■ Problem to solve: Make an exact copy of all the entries below, with the pictures left out.

■ Exercise data:
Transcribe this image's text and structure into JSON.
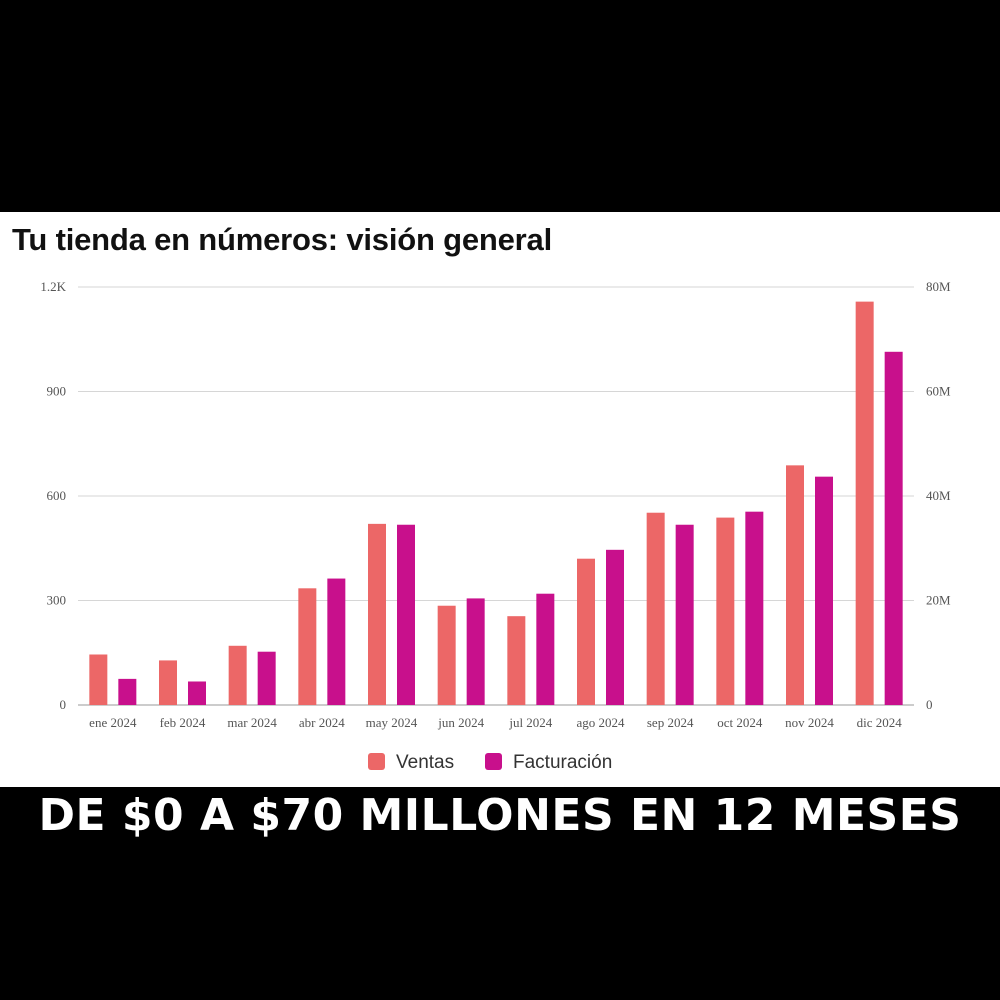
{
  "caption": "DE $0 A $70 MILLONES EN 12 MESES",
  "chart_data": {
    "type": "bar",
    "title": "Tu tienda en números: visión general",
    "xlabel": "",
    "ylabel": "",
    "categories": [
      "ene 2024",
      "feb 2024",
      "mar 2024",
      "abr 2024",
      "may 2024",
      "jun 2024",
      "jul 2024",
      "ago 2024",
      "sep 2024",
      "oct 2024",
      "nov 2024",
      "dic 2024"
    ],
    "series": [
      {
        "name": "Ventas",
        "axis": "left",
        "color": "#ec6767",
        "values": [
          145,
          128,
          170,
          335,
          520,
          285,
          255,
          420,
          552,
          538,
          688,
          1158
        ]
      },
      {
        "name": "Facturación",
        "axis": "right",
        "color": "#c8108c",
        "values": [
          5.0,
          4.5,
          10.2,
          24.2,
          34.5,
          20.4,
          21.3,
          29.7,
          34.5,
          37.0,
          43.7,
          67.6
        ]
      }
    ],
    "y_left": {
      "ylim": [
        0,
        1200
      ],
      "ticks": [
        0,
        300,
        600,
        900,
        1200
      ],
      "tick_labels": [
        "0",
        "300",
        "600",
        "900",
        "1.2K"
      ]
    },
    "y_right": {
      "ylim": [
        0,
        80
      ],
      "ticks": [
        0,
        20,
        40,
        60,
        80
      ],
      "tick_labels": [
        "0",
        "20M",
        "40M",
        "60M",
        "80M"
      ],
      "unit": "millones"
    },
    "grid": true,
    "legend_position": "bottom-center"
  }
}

■ Task solution:
Transcribe this image's text and structure into JSON.
{
  "caption": "DE $0 A $70 MILLONES EN 12 MESES",
  "chart_data": {
    "type": "bar",
    "title": "Tu tienda en números: visión general",
    "xlabel": "",
    "ylabel": "",
    "categories": [
      "ene 2024",
      "feb 2024",
      "mar 2024",
      "abr 2024",
      "may 2024",
      "jun 2024",
      "jul 2024",
      "ago 2024",
      "sep 2024",
      "oct 2024",
      "nov 2024",
      "dic 2024"
    ],
    "series": [
      {
        "name": "Ventas",
        "axis": "left",
        "color": "#ec6767",
        "values": [
          145,
          128,
          170,
          335,
          520,
          285,
          255,
          420,
          552,
          538,
          688,
          1158
        ]
      },
      {
        "name": "Facturación",
        "axis": "right",
        "color": "#c8108c",
        "values": [
          5.0,
          4.5,
          10.2,
          24.2,
          34.5,
          20.4,
          21.3,
          29.7,
          34.5,
          37.0,
          43.7,
          67.6
        ]
      }
    ],
    "y_left": {
      "ylim": [
        0,
        1200
      ],
      "ticks": [
        0,
        300,
        600,
        900,
        1200
      ],
      "tick_labels": [
        "0",
        "300",
        "600",
        "900",
        "1.2K"
      ]
    },
    "y_right": {
      "ylim": [
        0,
        80
      ],
      "ticks": [
        0,
        20,
        40,
        60,
        80
      ],
      "tick_labels": [
        "0",
        "20M",
        "40M",
        "60M",
        "80M"
      ],
      "unit": "millones"
    },
    "grid": true,
    "legend_position": "bottom-center"
  }
}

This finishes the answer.